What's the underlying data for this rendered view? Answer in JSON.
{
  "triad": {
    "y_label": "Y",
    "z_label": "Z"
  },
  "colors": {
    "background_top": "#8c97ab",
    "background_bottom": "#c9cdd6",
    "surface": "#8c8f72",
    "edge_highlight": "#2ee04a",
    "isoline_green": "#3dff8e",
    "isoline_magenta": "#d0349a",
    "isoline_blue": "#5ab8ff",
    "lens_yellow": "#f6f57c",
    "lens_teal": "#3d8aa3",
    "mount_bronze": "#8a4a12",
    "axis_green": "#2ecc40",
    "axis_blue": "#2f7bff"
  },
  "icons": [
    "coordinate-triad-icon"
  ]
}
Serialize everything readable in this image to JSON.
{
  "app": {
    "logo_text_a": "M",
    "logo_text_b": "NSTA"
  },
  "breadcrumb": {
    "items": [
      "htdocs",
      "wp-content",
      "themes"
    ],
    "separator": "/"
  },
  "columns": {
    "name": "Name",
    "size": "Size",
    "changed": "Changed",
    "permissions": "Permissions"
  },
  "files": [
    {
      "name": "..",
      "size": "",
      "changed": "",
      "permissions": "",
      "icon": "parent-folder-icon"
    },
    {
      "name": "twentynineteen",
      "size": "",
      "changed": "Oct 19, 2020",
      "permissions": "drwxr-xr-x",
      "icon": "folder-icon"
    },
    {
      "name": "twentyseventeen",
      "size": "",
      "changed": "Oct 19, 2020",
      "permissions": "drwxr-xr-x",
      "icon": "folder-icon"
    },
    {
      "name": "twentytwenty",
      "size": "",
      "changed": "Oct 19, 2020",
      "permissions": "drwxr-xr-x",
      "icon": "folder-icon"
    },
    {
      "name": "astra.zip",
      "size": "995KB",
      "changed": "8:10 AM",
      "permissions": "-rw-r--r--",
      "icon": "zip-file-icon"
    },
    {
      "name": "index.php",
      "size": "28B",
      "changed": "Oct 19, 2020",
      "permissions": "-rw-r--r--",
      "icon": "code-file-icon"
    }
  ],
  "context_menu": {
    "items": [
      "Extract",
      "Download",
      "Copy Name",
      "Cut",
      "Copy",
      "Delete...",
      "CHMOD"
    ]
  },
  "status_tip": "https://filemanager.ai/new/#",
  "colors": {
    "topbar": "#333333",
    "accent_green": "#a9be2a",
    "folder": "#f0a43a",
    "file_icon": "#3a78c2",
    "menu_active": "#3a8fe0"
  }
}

Task instructions
Copy all the records above exactly, missing none.

Result below
What's the underlying data for this rendered view? Answer in JSON.
{
  "triad": {
    "y_label": "Y",
    "z_label": "Z"
  },
  "colors": {
    "background_top": "#8c97ab",
    "background_bottom": "#c9cdd6",
    "surface": "#8c8f72",
    "edge_highlight": "#2ee04a",
    "isoline_green": "#3dff8e",
    "isoline_magenta": "#d0349a",
    "isoline_blue": "#5ab8ff",
    "lens_yellow": "#f6f57c",
    "lens_teal": "#3d8aa3",
    "mount_bronze": "#8a4a12",
    "axis_green": "#2ecc40",
    "axis_blue": "#2f7bff"
  },
  "icons": [
    "coordinate-triad-icon"
  ]
}
Serialize everything readable in this image to JSON.
{
  "app": {
    "logo_text_a": "M",
    "logo_text_b": "NSTA"
  },
  "breadcrumb": {
    "items": [
      "htdocs",
      "wp-content",
      "themes"
    ],
    "separator": "/"
  },
  "columns": {
    "name": "Name",
    "size": "Size",
    "changed": "Changed",
    "permissions": "Permissions"
  },
  "files": [
    {
      "name": "..",
      "size": "",
      "changed": "",
      "permissions": "",
      "icon": "parent-folder-icon"
    },
    {
      "name": "twentynineteen",
      "size": "",
      "changed": "Oct 19, 2020",
      "permissions": "drwxr-xr-x",
      "icon": "folder-icon"
    },
    {
      "name": "twentyseventeen",
      "size": "",
      "changed": "Oct 19, 2020",
      "permissions": "drwxr-xr-x",
      "icon": "folder-icon"
    },
    {
      "name": "twentytwenty",
      "size": "",
      "changed": "Oct 19, 2020",
      "permissions": "drwxr-xr-x",
      "icon": "folder-icon"
    },
    {
      "name": "astra.zip",
      "size": "995KB",
      "changed": "8:10 AM",
      "permissions": "-rw-r--r--",
      "icon": "zip-file-icon"
    },
    {
      "name": "index.php",
      "size": "28B",
      "changed": "Oct 19, 2020",
      "permissions": "-rw-r--r--",
      "icon": "code-file-icon"
    }
  ],
  "context_menu": {
    "items": [
      "Extract",
      "Download",
      "Copy Name",
      "Cut",
      "Copy",
      "Delete...",
      "CHMOD"
    ]
  },
  "status_tip": "https://filemanager.ai/new/#",
  "colors": {
    "topbar": "#333333",
    "accent_green": "#a9be2a",
    "folder": "#f0a43a",
    "file_icon": "#3a78c2",
    "menu_active": "#3a8fe0"
  }
}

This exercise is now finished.